◆ **Provided information**
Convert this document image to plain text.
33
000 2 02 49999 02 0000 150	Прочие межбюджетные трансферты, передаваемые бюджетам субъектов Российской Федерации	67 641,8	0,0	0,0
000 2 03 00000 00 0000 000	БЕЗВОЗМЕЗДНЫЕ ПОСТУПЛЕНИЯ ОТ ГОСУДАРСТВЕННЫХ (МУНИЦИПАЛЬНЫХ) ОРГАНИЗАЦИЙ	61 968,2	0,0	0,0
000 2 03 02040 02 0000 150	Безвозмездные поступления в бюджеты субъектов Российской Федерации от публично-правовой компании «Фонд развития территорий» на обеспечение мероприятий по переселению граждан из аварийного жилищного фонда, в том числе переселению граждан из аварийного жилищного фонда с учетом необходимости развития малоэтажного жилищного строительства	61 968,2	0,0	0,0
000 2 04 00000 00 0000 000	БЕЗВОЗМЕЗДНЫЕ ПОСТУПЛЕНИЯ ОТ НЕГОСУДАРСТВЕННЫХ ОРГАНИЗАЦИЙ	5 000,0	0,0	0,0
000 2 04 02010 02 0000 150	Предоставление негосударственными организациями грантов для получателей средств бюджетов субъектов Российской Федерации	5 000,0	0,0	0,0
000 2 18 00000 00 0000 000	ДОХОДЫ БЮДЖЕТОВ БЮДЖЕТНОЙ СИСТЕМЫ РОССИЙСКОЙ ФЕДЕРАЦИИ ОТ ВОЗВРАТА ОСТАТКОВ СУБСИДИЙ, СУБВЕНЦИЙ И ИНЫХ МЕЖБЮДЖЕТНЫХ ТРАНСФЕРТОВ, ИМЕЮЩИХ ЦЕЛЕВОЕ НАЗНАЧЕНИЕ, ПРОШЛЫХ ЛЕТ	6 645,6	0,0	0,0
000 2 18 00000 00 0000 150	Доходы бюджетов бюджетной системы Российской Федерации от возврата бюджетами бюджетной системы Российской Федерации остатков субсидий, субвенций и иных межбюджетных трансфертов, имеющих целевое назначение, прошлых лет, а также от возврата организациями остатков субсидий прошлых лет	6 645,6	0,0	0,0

◆ **Task**
Copy out every line with the word "субъектов".

◆ **Exercise result**
000 2 02 49999 02 0000 150	Прочие межбюджетные трансферты, передаваемые бюджетам субъектов Российской Федерации	67 641,8	0,0	0,0
000 2 03 02040 02 0000 150	Безвозмездные поступления в бюджеты субъектов Российской Федерации от публично-правовой компании «Фонд развития территорий» на обеспечение мероприятий по переселению граждан из аварийного жилищного фонда, в том числе переселению граждан из аварийного жилищного фонда с учетом необходимости развития малоэтажного жилищного строительства	61 968,2	0,0	0,0
000 2 04 02010 02 0000 150	Предоставление негосударственными организациями грантов для получателей средств бюджетов субъектов Российской Федерации	5 000,0	0,0	0,0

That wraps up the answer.